[Data excerpts]
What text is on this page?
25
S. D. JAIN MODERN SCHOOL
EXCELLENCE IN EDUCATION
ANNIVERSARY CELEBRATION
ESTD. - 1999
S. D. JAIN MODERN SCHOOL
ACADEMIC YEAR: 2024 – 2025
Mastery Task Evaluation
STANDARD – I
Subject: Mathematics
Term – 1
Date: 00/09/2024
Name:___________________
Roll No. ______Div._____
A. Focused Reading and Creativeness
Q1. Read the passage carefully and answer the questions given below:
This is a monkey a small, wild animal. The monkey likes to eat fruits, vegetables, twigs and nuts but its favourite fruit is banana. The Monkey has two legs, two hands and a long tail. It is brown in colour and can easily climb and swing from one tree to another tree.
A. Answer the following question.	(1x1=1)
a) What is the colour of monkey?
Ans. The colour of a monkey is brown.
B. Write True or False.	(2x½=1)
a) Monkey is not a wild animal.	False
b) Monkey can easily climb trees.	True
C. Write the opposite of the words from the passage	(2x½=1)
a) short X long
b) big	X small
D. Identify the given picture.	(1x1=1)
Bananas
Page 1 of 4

[Written request]
Write out every entry above, word for word.

[Result]
What text is on this page?
25
S. D. JAIN MODERN SCHOOL
EXCELLENCE IN EDUCATION
ANNIVERSARY CELEBRATION
ESTD. - 1999
S. D. JAIN MODERN SCHOOL
ACADEMIC YEAR: 2024 – 2025
Mastery Task Evaluation
STANDARD – I
Subject: Mathematics
Term – 1
Date: 00/09/2024
Name:___________________
Roll No. ______Div._____
A. Focused Reading and Creativeness
Q1. Read the passage carefully and answer the questions given below:
This is a monkey a small, wild animal. The monkey likes to eat fruits, vegetables, twigs and nuts but its favourite fruit is banana. The Monkey has two legs, two hands and a long tail. It is brown in colour and can easily climb and swing from one tree to another tree.
A. Answer the following question.	(1x1=1)
a) What is the colour of monkey?
Ans. The colour of a monkey is brown.
B. Write True or False.	(2x½=1)
a) Monkey is not a wild animal.	False
b) Monkey can easily climb trees.	True
C. Write the opposite of the words from the passage	(2x½=1)
a) short X long
b) big	X small
D. Identify the given picture.	(1x1=1)
Bananas
Page 1 of 4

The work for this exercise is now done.